## BEGIN Provided records

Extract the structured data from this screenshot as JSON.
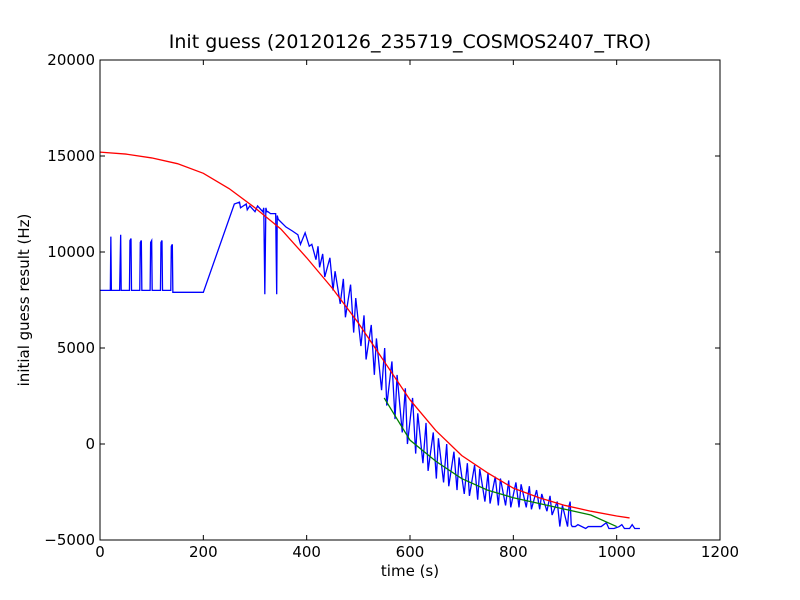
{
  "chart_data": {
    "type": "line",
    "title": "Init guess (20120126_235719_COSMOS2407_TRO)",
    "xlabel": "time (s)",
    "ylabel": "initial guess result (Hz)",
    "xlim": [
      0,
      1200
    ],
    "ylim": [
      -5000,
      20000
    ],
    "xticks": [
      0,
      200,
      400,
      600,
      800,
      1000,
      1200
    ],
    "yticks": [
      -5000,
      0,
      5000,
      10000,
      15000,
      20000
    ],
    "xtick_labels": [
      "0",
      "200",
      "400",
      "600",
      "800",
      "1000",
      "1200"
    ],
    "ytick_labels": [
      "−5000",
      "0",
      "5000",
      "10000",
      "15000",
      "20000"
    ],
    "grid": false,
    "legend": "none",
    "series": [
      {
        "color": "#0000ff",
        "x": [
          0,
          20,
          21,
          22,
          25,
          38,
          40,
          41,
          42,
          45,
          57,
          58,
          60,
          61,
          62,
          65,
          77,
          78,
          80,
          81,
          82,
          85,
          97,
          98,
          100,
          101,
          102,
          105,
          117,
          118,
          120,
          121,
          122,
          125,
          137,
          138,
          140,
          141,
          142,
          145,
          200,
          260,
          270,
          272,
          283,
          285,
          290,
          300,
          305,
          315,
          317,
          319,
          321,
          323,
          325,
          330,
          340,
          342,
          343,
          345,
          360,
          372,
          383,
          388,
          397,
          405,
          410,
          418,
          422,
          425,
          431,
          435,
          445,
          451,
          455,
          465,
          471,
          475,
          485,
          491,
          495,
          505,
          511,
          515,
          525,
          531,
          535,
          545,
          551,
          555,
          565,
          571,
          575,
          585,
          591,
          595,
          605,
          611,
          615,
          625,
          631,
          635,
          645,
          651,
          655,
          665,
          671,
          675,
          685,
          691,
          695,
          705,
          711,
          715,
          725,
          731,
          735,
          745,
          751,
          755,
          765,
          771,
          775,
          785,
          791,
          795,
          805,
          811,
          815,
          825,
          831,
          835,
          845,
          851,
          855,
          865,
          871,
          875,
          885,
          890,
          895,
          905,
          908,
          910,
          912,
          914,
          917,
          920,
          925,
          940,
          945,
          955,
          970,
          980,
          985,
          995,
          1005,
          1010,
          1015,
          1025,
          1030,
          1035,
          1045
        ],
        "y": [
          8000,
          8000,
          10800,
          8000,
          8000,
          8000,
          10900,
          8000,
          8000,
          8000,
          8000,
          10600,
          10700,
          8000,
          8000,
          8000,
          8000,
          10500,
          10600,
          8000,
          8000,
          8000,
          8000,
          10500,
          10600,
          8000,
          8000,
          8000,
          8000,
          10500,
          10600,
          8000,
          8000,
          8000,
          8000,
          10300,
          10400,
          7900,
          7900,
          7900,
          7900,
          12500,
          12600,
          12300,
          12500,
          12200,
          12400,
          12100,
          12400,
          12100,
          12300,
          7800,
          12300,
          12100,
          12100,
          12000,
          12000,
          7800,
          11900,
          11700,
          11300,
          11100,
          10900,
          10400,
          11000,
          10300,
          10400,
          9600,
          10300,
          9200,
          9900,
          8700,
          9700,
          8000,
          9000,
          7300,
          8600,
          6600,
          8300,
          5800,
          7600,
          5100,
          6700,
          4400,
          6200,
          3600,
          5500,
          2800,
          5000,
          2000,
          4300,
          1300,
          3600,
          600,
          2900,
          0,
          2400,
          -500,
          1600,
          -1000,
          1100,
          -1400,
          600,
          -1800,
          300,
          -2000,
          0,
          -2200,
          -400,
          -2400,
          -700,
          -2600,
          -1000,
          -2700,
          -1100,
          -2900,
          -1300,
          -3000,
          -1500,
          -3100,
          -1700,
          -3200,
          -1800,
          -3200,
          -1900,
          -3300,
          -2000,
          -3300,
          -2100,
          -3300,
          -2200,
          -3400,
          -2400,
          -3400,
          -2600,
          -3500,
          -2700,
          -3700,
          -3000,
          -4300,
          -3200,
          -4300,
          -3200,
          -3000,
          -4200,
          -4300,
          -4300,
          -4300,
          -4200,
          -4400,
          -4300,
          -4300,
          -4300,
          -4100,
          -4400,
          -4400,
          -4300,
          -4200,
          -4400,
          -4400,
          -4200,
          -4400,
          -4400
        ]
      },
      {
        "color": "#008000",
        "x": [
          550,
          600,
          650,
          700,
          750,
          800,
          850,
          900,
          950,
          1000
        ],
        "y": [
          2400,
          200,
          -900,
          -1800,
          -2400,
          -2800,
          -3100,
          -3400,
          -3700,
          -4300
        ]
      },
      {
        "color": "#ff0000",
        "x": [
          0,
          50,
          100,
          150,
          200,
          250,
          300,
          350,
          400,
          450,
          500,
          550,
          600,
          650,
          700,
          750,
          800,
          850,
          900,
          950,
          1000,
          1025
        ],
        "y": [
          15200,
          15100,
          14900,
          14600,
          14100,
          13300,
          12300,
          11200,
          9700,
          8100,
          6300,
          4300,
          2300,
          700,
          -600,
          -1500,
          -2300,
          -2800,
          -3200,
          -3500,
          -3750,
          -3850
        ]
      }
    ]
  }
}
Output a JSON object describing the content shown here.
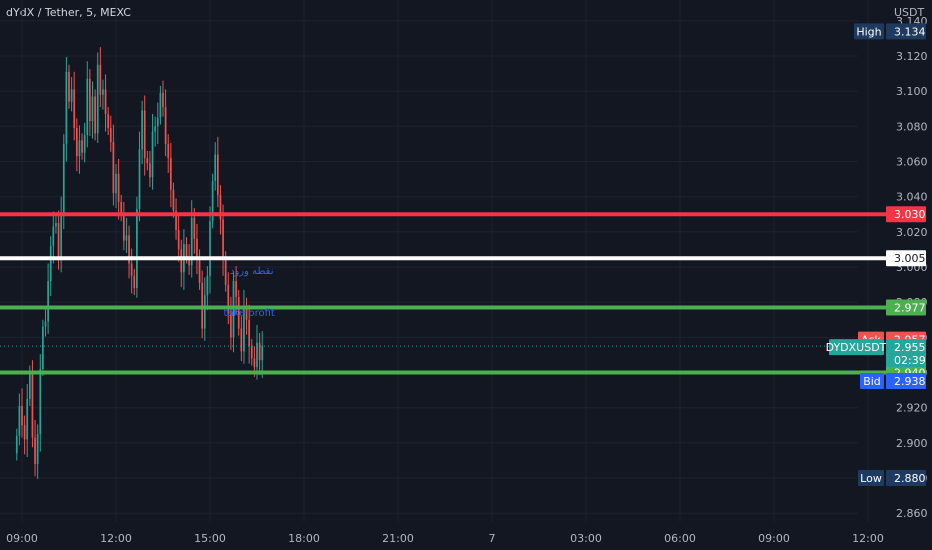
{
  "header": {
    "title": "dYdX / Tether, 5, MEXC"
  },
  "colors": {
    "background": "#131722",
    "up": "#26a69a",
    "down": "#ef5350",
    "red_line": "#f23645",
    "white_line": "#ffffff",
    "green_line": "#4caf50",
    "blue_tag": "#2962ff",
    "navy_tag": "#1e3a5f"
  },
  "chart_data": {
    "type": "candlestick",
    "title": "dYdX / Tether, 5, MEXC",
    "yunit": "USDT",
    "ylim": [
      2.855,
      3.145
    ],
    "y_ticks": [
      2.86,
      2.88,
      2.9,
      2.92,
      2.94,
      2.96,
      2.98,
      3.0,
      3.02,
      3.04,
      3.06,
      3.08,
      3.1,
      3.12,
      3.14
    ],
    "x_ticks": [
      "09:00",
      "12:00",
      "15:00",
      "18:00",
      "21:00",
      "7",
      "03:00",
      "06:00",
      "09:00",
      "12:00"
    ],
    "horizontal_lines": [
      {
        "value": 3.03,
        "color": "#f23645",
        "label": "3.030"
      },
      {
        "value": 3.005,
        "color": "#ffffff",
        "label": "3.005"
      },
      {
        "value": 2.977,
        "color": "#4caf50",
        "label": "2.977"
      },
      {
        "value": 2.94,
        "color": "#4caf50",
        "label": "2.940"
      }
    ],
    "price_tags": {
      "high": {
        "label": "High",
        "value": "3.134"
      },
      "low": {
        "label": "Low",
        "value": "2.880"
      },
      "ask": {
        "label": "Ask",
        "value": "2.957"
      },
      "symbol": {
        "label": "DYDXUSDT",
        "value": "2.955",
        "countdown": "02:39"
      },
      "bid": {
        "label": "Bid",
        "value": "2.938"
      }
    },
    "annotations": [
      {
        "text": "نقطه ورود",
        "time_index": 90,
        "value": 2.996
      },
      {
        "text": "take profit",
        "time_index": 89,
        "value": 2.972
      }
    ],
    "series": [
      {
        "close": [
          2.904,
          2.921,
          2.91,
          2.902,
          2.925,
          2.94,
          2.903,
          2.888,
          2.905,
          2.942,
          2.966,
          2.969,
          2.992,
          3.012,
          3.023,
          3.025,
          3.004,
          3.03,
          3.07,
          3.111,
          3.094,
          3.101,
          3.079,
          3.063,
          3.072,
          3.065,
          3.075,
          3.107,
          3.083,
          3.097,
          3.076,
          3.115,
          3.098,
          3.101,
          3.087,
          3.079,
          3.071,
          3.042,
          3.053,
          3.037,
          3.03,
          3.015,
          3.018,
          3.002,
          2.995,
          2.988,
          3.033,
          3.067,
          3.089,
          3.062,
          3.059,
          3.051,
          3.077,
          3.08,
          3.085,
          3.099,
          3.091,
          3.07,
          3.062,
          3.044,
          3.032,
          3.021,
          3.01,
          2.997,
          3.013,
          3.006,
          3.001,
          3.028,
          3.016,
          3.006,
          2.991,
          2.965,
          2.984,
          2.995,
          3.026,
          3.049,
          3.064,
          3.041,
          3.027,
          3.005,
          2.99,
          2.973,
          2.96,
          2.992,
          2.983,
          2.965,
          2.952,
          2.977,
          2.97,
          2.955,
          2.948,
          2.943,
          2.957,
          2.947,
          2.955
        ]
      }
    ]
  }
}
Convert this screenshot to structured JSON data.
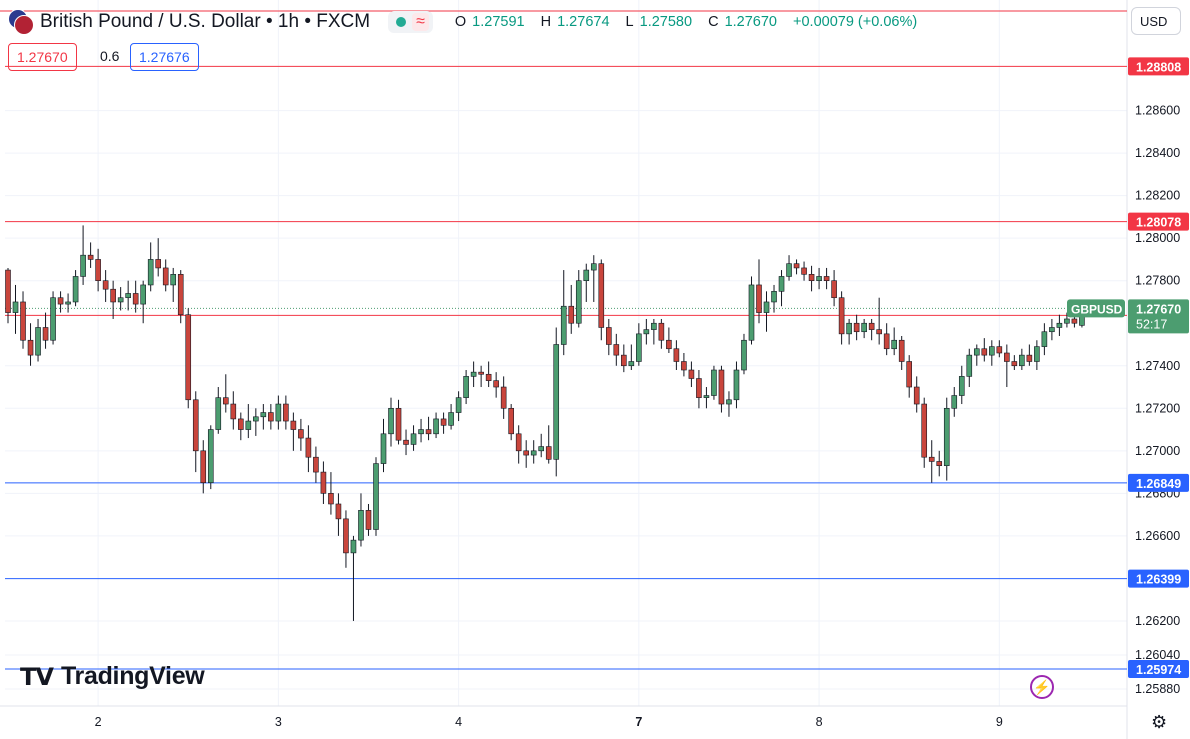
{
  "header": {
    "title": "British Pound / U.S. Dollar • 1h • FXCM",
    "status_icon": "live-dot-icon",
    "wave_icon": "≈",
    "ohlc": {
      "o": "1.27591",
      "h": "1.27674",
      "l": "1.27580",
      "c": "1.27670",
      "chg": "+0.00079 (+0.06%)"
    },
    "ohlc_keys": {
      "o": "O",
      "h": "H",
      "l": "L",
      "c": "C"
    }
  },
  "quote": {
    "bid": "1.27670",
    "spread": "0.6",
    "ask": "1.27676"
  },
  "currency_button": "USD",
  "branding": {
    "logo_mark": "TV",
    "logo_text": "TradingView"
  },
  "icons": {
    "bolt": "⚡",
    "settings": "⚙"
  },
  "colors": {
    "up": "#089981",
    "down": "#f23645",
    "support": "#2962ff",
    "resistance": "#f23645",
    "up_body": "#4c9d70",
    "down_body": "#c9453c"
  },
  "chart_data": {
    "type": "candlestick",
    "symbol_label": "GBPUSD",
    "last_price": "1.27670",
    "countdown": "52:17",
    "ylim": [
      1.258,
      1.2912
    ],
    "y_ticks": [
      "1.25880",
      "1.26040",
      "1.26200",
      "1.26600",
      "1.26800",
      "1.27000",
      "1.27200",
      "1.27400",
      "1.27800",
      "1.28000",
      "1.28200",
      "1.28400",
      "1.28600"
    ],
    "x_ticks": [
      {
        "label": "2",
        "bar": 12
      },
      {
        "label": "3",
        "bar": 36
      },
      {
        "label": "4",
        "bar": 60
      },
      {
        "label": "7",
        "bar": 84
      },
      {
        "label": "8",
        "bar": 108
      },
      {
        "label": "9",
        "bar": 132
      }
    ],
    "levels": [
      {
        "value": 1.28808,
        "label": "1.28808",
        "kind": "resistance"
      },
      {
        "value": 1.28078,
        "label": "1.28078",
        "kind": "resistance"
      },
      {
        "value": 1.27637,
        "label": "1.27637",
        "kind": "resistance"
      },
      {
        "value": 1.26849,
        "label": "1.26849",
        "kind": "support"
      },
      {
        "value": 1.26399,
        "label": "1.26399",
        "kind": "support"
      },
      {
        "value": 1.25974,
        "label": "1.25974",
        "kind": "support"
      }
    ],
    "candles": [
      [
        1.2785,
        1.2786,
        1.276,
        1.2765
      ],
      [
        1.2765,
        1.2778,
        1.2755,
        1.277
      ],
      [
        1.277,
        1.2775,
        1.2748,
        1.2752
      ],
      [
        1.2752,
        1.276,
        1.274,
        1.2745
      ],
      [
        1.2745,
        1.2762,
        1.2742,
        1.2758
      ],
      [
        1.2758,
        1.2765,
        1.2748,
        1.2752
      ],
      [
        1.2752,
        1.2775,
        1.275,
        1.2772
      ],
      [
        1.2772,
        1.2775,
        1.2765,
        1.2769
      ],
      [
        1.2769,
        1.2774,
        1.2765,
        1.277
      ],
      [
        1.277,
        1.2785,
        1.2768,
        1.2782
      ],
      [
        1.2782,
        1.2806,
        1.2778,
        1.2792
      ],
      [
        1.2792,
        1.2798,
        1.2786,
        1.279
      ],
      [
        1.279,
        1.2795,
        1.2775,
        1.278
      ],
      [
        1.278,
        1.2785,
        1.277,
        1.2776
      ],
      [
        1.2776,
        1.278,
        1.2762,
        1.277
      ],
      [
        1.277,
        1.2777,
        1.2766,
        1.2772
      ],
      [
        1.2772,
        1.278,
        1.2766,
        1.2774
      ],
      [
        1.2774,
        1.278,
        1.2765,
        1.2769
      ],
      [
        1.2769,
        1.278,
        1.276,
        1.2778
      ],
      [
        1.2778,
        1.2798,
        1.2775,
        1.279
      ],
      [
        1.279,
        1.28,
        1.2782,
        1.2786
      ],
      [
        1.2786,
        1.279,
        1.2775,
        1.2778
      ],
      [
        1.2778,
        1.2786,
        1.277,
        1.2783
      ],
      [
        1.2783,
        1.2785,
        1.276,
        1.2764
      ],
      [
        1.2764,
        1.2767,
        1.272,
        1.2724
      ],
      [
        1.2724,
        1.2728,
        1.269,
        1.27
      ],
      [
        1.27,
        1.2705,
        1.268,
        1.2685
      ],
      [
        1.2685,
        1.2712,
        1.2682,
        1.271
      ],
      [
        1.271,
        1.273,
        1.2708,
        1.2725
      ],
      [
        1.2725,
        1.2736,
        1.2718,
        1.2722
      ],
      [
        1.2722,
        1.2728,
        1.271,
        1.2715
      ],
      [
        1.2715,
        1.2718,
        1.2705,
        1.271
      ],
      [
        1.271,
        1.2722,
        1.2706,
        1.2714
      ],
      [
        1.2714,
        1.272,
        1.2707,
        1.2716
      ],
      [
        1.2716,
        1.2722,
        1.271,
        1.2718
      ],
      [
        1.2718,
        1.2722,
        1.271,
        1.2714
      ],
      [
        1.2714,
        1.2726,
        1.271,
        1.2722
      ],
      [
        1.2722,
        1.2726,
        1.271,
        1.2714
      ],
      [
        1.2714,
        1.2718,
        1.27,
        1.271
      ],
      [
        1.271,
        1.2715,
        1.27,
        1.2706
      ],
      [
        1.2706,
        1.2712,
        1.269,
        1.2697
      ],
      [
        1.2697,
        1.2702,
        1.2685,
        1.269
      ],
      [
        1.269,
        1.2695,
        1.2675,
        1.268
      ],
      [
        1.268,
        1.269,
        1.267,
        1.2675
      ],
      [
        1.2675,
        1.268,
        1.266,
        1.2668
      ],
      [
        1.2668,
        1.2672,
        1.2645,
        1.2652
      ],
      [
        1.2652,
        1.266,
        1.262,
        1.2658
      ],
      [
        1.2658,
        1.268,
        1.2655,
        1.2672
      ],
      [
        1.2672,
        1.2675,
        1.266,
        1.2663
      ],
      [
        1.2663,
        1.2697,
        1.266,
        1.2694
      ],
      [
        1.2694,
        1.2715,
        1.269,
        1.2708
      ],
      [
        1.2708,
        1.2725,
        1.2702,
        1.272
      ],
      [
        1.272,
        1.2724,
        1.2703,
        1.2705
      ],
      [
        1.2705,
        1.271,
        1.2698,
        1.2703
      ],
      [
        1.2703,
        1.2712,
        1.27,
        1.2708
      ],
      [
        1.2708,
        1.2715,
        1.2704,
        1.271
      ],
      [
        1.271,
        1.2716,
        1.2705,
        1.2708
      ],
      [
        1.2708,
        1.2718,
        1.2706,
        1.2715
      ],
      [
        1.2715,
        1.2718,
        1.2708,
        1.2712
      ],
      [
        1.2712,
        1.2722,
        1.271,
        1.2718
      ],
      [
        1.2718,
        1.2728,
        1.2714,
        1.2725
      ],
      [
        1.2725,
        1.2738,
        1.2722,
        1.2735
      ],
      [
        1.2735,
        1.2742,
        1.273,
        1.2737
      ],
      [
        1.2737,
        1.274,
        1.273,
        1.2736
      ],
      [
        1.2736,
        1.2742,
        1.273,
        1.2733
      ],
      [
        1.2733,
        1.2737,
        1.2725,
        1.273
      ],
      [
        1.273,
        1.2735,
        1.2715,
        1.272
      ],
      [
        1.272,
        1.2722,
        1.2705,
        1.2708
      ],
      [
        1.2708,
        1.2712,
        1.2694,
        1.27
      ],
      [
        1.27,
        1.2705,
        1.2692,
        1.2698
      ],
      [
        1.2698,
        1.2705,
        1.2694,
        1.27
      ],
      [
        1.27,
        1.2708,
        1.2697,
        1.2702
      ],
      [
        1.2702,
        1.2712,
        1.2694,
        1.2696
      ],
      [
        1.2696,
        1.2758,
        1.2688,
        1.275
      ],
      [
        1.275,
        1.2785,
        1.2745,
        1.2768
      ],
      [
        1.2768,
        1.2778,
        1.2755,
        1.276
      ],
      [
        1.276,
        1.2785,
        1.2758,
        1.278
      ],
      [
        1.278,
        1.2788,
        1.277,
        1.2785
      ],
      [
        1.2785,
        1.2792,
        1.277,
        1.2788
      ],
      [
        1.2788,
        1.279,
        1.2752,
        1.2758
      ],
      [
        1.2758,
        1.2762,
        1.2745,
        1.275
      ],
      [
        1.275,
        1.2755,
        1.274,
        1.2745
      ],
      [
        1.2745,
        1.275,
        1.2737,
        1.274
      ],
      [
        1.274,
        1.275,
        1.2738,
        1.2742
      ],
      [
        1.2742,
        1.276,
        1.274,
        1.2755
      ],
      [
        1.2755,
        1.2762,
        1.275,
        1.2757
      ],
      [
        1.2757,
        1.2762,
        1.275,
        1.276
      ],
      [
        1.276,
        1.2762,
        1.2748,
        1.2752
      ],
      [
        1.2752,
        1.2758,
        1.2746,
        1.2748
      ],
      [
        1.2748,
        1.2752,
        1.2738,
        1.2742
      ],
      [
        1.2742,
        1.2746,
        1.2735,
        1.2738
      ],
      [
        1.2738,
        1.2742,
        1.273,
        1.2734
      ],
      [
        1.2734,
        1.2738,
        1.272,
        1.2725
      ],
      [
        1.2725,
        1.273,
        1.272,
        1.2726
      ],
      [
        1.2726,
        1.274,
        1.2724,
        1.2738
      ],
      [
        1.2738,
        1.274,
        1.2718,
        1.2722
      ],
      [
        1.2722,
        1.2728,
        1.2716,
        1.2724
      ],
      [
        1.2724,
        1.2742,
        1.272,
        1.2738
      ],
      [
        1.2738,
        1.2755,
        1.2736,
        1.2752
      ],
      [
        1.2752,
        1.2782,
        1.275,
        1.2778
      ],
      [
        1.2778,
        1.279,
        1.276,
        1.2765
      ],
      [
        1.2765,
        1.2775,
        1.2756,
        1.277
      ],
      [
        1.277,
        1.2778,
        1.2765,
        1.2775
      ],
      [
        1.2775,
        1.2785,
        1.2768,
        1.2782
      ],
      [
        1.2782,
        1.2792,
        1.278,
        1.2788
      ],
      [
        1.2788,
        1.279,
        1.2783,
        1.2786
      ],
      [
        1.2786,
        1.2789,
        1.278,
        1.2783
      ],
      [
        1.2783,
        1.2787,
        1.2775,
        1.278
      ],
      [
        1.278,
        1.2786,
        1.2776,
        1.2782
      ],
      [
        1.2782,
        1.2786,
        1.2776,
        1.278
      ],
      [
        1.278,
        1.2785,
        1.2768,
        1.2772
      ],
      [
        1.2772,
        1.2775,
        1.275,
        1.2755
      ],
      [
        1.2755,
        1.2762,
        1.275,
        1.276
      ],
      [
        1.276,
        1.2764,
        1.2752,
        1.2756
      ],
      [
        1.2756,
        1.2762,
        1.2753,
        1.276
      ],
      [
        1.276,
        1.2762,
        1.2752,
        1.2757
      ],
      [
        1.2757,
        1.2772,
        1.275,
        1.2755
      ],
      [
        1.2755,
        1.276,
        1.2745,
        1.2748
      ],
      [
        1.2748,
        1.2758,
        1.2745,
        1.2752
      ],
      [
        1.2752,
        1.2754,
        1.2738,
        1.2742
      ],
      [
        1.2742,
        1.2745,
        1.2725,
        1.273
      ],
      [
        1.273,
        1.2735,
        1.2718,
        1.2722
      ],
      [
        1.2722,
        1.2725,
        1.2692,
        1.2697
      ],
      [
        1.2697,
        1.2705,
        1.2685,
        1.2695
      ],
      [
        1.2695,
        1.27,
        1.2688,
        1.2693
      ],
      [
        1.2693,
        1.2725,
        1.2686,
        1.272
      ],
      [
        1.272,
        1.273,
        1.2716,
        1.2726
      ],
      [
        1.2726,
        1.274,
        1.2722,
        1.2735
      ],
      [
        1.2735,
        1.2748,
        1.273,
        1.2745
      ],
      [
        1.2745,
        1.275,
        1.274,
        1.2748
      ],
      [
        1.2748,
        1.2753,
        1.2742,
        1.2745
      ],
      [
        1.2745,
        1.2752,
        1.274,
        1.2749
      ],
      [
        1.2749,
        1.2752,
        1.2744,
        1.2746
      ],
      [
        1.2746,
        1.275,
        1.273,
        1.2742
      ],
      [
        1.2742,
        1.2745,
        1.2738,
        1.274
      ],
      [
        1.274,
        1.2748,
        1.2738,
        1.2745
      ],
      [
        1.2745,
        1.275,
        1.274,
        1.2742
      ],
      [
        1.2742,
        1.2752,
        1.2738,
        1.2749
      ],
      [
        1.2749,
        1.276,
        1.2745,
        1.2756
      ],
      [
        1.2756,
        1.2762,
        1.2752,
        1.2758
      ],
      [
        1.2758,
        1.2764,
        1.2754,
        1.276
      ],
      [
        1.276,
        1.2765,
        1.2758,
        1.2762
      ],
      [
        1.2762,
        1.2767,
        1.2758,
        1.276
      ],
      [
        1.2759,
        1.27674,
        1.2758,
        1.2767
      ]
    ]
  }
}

## END Provided records

▶ **What is needed**
Filter for "JSON". Return all lines that hold it.

▶ **The completed task**
Extract the structured data from this screenshot as JSON.
Output a JSON object describing the content shown here.
Convert this screenshot to structured JSON data.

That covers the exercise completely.